== EXERCISE PROMPT ==
Omit the images, then print each record below exactly as it reads.
* * *
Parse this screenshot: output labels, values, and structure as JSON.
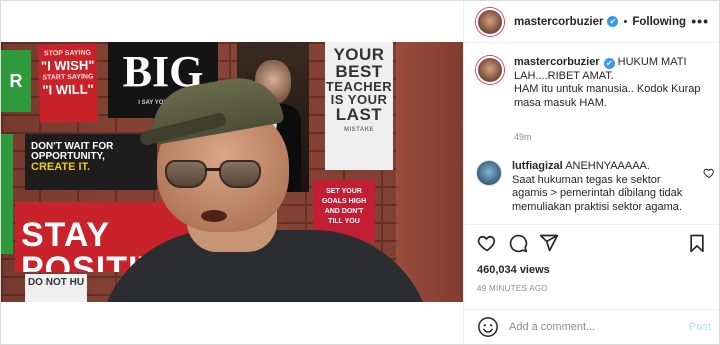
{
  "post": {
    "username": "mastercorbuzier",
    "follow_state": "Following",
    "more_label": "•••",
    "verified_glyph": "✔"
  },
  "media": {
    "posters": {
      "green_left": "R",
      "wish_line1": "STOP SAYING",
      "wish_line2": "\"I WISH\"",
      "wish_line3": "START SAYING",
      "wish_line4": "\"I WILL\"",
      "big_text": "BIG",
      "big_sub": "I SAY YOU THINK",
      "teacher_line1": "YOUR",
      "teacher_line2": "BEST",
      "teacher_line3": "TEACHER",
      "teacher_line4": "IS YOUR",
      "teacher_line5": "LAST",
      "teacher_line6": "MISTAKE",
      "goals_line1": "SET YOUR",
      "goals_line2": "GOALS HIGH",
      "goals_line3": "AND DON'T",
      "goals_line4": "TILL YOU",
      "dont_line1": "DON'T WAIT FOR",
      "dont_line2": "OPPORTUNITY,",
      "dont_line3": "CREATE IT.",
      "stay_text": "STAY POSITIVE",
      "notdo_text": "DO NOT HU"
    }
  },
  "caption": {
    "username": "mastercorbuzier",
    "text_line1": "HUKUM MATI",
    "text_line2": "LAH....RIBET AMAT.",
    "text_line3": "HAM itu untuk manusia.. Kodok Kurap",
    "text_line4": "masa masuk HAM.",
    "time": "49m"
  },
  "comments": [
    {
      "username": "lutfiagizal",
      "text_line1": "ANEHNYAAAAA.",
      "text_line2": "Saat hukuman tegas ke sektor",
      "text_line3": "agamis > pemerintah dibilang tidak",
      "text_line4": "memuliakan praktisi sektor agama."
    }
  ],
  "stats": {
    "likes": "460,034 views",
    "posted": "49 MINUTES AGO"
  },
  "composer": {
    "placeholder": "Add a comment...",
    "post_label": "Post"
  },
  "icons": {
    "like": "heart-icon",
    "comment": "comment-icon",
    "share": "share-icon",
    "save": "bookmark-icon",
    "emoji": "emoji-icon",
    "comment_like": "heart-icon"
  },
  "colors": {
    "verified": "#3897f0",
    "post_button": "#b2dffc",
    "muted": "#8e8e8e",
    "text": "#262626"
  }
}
* * *
== TASK SOLUTION ==
Parse this screenshot: output labels, values, and structure as JSON.
{
  "post": {
    "username": "mastercorbuzier",
    "follow_state": "Following",
    "more_label": "•••",
    "verified_glyph": "✔"
  },
  "media": {
    "posters": {
      "green_left": "R",
      "wish_line1": "STOP SAYING",
      "wish_line2": "\"I WISH\"",
      "wish_line3": "START SAYING",
      "wish_line4": "\"I WILL\"",
      "big_text": "BIG",
      "big_sub": "I SAY YOU THINK",
      "teacher_line1": "YOUR",
      "teacher_line2": "BEST",
      "teacher_line3": "TEACHER",
      "teacher_line4": "IS YOUR",
      "teacher_line5": "LAST",
      "teacher_line6": "MISTAKE",
      "goals_line1": "SET YOUR",
      "goals_line2": "GOALS HIGH",
      "goals_line3": "AND DON'T",
      "goals_line4": "TILL YOU",
      "dont_line1": "DON'T WAIT FOR",
      "dont_line2": "OPPORTUNITY,",
      "dont_line3": "CREATE IT.",
      "stay_text": "STAY POSITIVE",
      "notdo_text": "DO NOT HU"
    }
  },
  "caption": {
    "username": "mastercorbuzier",
    "text_line1": "HUKUM MATI",
    "text_line2": "LAH....RIBET AMAT.",
    "text_line3": "HAM itu untuk manusia.. Kodok Kurap",
    "text_line4": "masa masuk HAM.",
    "time": "49m"
  },
  "comments": [
    {
      "username": "lutfiagizal",
      "text_line1": "ANEHNYAAAAA.",
      "text_line2": "Saat hukuman tegas ke sektor",
      "text_line3": "agamis > pemerintah dibilang tidak",
      "text_line4": "memuliakan praktisi sektor agama."
    }
  ],
  "stats": {
    "likes": "460,034 views",
    "posted": "49 MINUTES AGO"
  },
  "composer": {
    "placeholder": "Add a comment...",
    "post_label": "Post"
  },
  "icons": {
    "like": "heart-icon",
    "comment": "comment-icon",
    "share": "share-icon",
    "save": "bookmark-icon",
    "emoji": "emoji-icon",
    "comment_like": "heart-icon"
  },
  "colors": {
    "verified": "#3897f0",
    "post_button": "#b2dffc",
    "muted": "#8e8e8e",
    "text": "#262626"
  }
}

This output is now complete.